[Raw records]

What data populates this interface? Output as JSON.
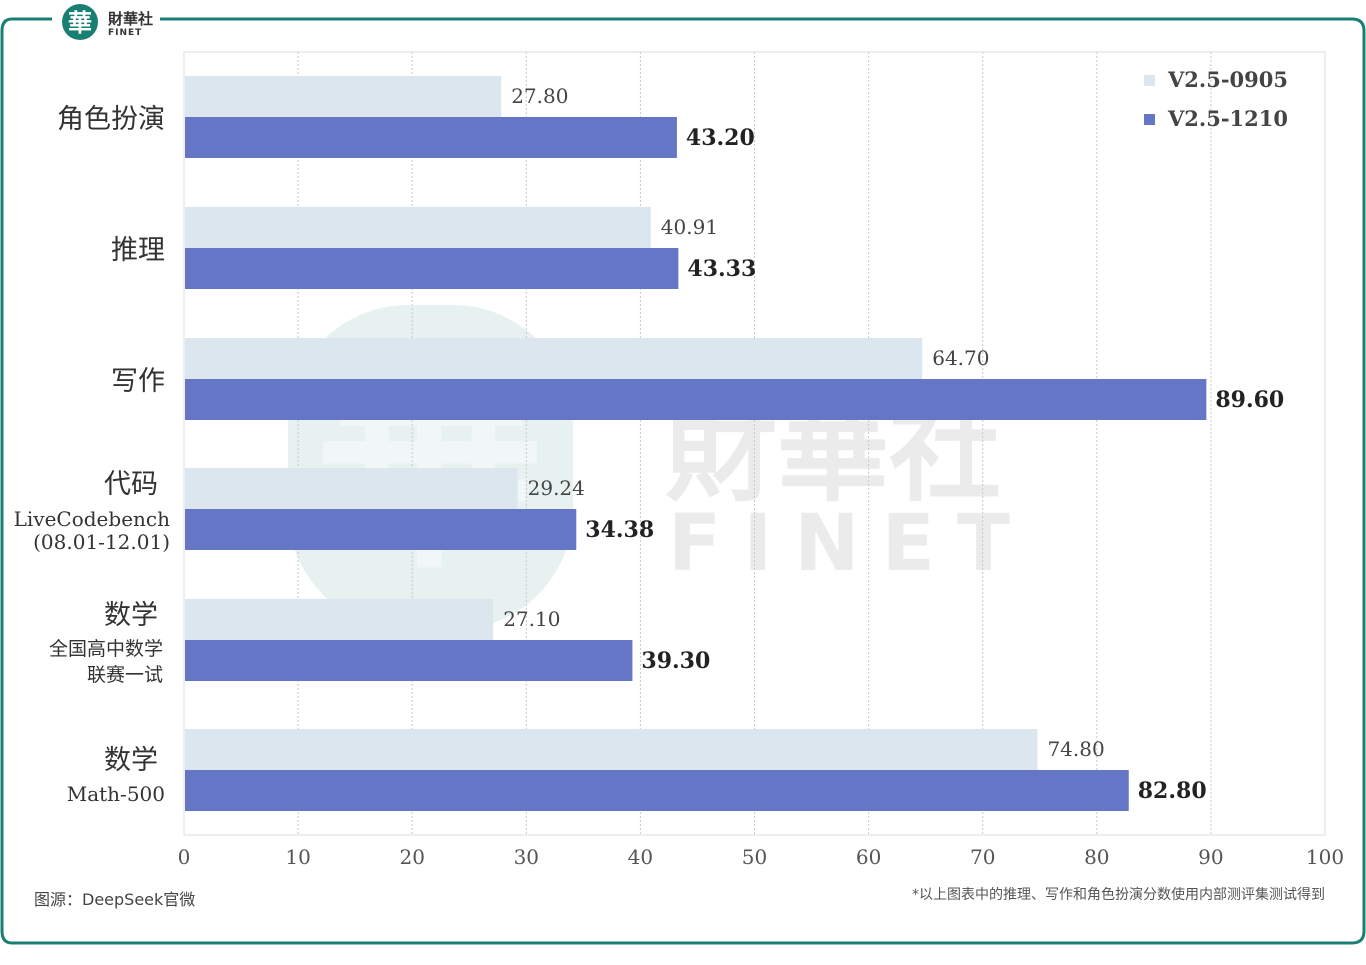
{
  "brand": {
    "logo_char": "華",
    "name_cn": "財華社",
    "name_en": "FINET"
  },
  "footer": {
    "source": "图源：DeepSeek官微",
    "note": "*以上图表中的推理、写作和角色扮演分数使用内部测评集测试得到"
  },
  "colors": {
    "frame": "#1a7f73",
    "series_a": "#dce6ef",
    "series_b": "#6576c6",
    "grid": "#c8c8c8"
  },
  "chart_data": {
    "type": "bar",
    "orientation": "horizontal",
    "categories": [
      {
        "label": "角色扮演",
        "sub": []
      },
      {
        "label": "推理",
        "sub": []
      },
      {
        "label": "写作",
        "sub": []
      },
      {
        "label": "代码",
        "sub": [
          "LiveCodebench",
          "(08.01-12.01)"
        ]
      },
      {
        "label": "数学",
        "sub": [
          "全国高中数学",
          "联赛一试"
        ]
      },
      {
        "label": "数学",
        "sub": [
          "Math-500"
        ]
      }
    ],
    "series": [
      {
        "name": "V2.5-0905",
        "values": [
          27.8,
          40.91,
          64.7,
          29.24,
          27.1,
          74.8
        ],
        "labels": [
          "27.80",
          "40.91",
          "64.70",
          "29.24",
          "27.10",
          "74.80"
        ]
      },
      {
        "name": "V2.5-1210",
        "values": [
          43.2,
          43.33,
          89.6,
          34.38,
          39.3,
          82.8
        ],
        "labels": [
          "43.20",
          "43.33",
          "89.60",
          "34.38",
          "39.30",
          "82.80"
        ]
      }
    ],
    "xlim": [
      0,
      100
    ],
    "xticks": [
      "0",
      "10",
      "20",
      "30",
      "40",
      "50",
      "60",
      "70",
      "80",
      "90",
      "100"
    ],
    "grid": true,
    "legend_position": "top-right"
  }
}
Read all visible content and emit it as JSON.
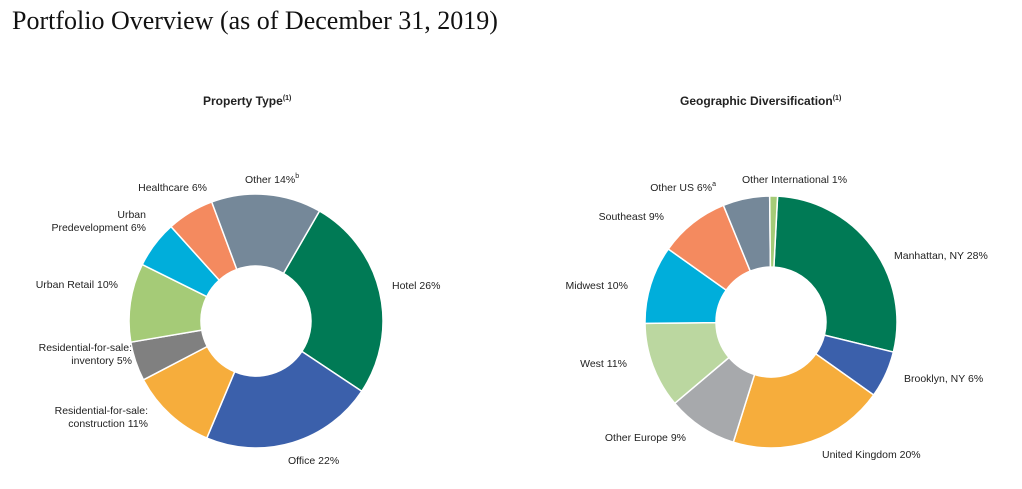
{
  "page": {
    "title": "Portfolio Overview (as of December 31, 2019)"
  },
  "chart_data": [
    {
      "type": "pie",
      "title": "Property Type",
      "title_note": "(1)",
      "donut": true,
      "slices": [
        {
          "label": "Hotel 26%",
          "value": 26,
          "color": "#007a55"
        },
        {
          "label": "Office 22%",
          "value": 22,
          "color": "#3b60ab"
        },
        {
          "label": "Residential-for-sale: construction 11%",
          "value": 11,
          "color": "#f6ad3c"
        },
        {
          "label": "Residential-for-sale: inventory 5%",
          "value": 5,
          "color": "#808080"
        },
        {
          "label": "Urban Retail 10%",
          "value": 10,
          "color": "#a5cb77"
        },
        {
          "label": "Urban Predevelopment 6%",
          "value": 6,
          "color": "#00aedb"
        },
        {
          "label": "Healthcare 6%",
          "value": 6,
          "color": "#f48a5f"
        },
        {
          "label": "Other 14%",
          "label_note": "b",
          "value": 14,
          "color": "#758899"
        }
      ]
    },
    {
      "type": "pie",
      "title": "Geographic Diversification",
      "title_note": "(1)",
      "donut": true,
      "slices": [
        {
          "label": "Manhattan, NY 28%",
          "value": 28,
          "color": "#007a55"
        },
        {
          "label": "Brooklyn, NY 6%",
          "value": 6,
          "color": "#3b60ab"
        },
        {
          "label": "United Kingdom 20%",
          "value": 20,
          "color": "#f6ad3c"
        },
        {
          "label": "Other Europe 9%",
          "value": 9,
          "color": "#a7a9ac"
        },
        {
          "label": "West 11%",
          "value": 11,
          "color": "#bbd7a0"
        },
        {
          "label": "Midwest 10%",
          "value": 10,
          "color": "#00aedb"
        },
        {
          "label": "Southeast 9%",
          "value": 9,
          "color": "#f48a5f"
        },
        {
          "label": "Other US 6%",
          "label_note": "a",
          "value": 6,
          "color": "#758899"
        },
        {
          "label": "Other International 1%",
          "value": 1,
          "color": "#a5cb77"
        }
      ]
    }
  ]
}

* * *

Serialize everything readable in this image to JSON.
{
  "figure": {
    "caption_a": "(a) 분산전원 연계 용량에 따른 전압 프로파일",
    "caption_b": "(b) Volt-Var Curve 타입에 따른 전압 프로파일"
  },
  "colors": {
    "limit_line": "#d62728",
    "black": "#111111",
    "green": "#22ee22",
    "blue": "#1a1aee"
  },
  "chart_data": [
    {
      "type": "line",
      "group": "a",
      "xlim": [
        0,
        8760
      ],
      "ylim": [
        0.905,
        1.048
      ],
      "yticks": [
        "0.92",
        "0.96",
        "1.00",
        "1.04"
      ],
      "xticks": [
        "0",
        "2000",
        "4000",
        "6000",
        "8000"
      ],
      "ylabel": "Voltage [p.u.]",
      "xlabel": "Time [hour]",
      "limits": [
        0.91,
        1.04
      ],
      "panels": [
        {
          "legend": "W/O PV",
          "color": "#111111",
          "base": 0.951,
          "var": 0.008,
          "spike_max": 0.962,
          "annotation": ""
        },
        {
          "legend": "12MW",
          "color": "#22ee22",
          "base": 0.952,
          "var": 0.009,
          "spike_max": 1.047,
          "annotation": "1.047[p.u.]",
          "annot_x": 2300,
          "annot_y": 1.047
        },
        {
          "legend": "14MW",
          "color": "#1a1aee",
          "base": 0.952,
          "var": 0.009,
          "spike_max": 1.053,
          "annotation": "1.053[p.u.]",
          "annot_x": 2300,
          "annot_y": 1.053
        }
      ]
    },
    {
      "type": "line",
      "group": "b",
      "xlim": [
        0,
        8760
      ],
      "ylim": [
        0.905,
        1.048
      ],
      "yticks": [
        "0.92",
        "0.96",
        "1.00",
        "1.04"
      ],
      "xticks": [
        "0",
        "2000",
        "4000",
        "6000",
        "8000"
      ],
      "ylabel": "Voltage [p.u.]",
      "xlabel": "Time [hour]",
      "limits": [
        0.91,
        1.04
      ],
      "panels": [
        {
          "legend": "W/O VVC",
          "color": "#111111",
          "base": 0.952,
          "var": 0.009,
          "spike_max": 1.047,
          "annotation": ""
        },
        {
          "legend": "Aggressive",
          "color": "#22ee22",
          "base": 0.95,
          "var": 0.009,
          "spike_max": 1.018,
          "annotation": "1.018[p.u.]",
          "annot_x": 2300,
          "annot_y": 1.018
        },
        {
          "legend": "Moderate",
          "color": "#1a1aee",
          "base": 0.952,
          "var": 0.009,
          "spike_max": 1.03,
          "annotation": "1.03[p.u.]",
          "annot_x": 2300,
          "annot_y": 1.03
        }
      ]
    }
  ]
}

...

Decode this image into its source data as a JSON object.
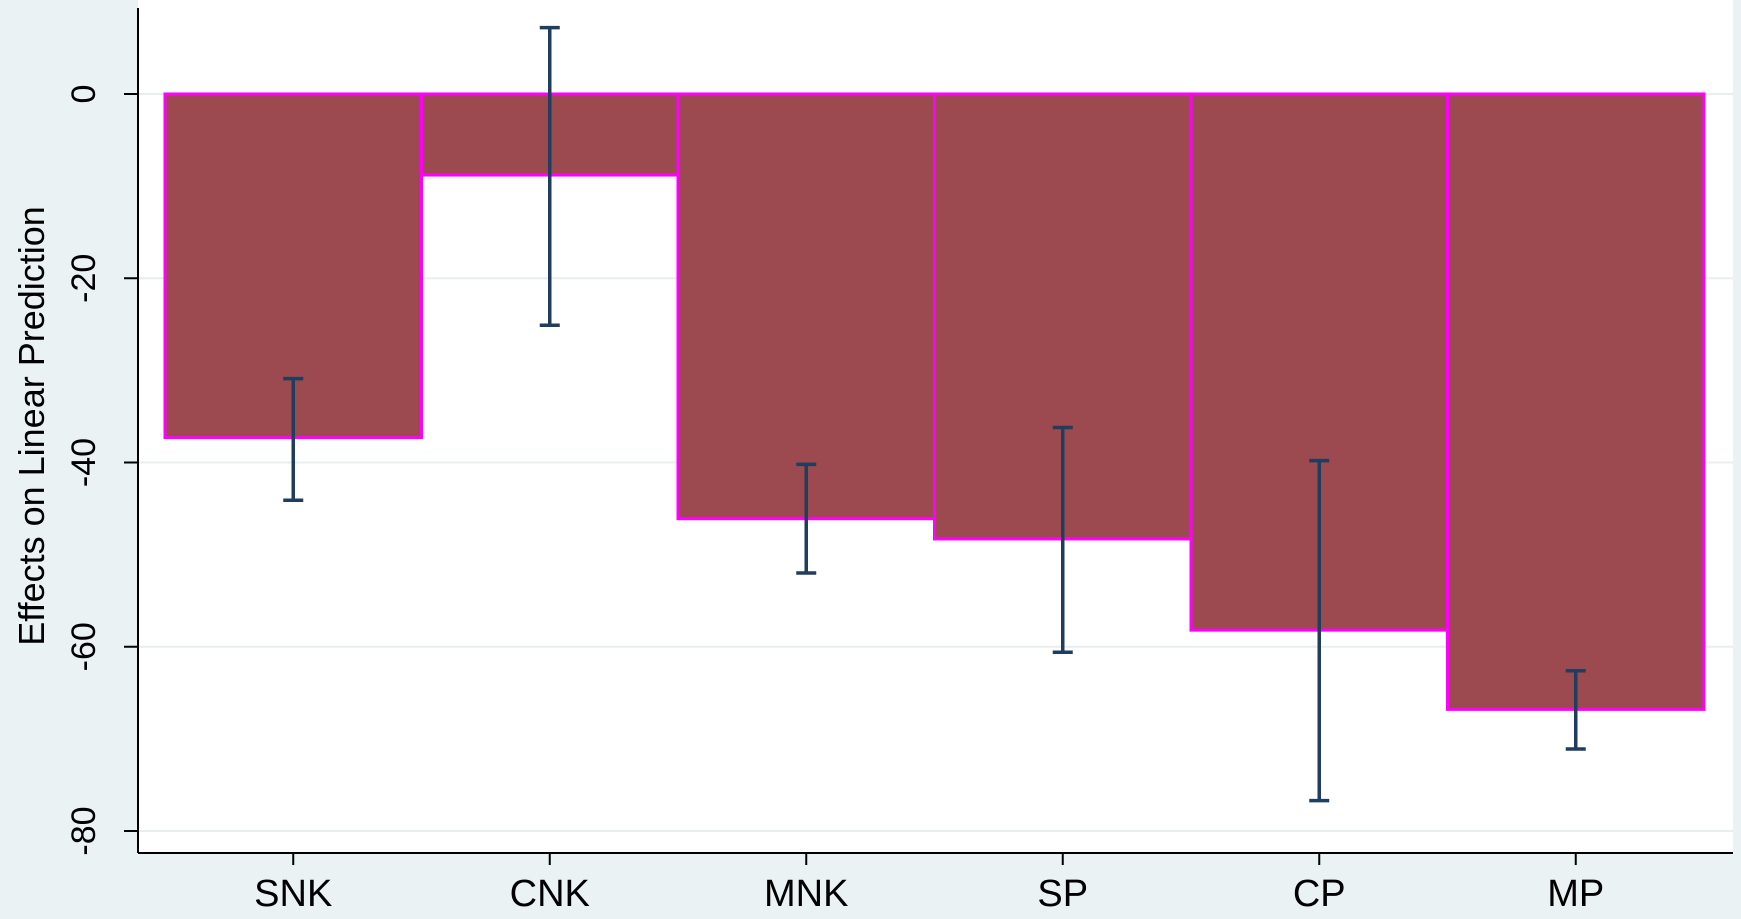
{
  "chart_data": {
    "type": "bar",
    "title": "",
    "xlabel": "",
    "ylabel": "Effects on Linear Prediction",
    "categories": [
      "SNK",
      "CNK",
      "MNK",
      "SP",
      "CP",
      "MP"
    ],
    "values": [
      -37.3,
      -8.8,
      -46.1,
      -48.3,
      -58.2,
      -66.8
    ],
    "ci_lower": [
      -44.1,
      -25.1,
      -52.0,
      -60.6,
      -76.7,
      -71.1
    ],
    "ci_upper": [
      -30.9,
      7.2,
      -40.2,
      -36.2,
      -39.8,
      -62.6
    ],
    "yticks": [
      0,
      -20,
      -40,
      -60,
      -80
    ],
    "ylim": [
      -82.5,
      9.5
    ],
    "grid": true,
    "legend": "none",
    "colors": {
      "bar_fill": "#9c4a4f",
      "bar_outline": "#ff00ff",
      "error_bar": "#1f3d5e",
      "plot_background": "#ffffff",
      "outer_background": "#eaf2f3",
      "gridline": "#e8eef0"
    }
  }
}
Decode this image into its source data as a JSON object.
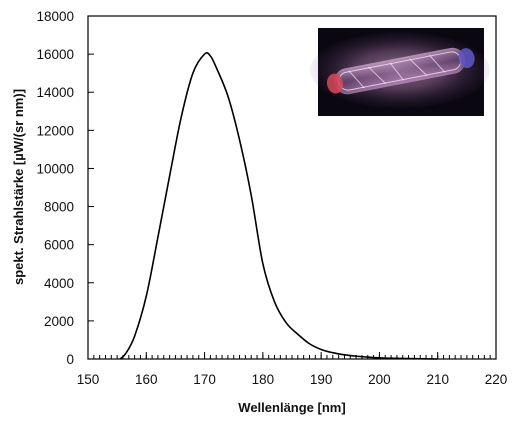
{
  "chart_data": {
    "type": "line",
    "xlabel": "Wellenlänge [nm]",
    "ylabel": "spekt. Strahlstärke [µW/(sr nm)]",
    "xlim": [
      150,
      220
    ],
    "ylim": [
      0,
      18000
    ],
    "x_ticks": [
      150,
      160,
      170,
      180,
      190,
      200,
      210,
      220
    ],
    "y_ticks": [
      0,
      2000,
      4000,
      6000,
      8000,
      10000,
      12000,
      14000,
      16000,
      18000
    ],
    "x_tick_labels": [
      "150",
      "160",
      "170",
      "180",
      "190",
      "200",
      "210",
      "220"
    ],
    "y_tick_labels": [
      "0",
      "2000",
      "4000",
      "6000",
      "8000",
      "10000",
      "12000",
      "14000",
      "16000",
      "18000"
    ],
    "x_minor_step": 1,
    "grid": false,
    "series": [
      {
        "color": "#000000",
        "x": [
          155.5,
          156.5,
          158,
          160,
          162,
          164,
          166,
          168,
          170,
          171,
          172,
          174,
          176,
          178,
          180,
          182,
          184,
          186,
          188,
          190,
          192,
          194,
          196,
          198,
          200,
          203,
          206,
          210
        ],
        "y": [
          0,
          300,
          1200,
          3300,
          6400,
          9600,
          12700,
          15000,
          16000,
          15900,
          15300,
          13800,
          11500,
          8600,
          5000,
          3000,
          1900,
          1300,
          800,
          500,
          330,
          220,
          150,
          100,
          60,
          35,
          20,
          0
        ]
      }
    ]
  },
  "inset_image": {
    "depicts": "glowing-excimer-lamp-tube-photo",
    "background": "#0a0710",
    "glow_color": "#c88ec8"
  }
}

| PROBLEM TO SOLVE |
Check each line of the entries for the string "this". Copy the lines that have it.

| RESULT |
What data populates this interface? Output as JSON.
Serialize everything readable in this image to JSON.
Decode this image into its source data as a JSON object.
Decode this image into its source data as a JSON object.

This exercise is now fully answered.